PAGE TEXT Block Start
Upregulated Small-Conductance Calcium-Activated Potassium Currents Contribute to Atrial Arrhythmogenesis in High-Fat Feeding Mice.

BACKGROUND: Metabolic syndrome (MetS) is associated with arrhythmias and cardiovascular mortality. Arrhythmogenesis in MetS results from atrial structural and electrical remodeling.

OBJECTIVE: The small conductance Ca2+-activated K+ (SK) currents modulate atrial repolarization and may influence atrial arrhythmogenicity. This study investigated the regulation of SK current perturbed by a high-fat diet (HFD) to mimic MetS.

METHODS: Thirty mice were divided into two groups that were fed with normal chow (CTL) and HFD for 4 months. Electrocardiography and echocardiography were used to detect cardiac electrical and structure remodeling. Atrial action potential duration (APD) and calcium transient duration (CaTD) were measured by optical mapping of Langendorff-perfused mice hearts. Atrial fibrillation (AF) inducibility and duration were assessed by burst pacing. Whole-cell patch clamp was performed in primarily isolated atrial myocytes for SK currents density.
PAGE TEXT Block End
RECORDED DATA Block Start
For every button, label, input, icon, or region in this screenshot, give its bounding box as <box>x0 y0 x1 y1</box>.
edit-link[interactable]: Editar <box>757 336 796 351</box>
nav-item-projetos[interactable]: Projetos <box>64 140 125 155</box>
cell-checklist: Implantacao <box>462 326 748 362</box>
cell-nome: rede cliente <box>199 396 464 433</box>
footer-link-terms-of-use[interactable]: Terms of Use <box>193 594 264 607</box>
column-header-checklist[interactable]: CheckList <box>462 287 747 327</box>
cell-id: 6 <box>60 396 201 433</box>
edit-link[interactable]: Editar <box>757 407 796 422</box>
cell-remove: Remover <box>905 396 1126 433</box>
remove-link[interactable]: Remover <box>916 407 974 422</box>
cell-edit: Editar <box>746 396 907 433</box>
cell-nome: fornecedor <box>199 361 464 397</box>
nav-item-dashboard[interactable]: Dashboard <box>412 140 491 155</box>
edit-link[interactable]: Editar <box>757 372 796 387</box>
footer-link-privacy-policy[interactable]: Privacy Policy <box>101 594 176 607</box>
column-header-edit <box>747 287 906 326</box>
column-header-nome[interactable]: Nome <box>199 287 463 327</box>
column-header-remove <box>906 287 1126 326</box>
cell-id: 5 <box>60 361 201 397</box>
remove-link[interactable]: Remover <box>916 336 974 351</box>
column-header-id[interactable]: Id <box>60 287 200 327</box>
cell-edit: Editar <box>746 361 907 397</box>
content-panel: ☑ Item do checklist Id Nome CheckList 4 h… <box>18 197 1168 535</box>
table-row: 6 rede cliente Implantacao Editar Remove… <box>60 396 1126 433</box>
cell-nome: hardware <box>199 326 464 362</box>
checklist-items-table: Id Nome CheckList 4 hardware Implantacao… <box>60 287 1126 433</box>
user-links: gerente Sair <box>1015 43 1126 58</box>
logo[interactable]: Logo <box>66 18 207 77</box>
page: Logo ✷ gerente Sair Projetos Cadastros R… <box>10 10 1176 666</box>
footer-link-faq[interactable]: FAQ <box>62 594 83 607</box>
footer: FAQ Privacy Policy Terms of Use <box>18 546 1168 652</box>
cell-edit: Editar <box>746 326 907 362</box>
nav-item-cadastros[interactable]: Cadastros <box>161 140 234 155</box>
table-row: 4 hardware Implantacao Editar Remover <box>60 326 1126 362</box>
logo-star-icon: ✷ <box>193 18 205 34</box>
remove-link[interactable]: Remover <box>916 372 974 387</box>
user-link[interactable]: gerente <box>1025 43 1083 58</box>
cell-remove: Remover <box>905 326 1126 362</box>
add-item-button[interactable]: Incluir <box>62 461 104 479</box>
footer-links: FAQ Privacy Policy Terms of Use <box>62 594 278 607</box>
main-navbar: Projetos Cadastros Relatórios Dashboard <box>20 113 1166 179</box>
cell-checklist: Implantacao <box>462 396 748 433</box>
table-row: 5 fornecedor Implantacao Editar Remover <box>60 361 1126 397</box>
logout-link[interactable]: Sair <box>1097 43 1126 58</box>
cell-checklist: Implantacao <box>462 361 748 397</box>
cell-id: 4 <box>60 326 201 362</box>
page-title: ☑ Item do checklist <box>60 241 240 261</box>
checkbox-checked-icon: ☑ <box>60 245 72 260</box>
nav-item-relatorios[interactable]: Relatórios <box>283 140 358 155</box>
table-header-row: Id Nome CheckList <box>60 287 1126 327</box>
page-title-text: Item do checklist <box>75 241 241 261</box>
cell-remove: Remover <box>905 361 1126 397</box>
RECORDED DATA Block End
Please write what follows in the abstract on SK currents and atrial arrhythmia in high-fat-fed mice, picking up after its last sentence.

RESULTS: SK currents density is higher in atrial myocytes from HFD than in CTL mice (p ≤ 0.037). The RNA and protein expression of SK channels are increased in HFD mice (p ≤ 0.041 and p ≤ 0.011, respectively). APD is shortened in HFD compared to CTL (p ≤ 0.015). The shortening of the atrial APD in HFD is reversed by the application of 100 nM apamin (p ≤ 0.043). Compared to CTL, CaTD is greater in HFD atria (p ≤ 0.029). Calcium transient decay (Tau) is significantly higher in HFD than in CTL (p = 0.001). Both APD and CaTD alternans thresholds were higher in HFD (p ≤ 0.043), along with higher inducibility and longer duration of AF in HFD (p ≤ 0.023).

CONCLUSIONS: Upregulation of apamin-sensitive SK currents plays a partial role in the atrial arrhythmogenicity of HFD mice.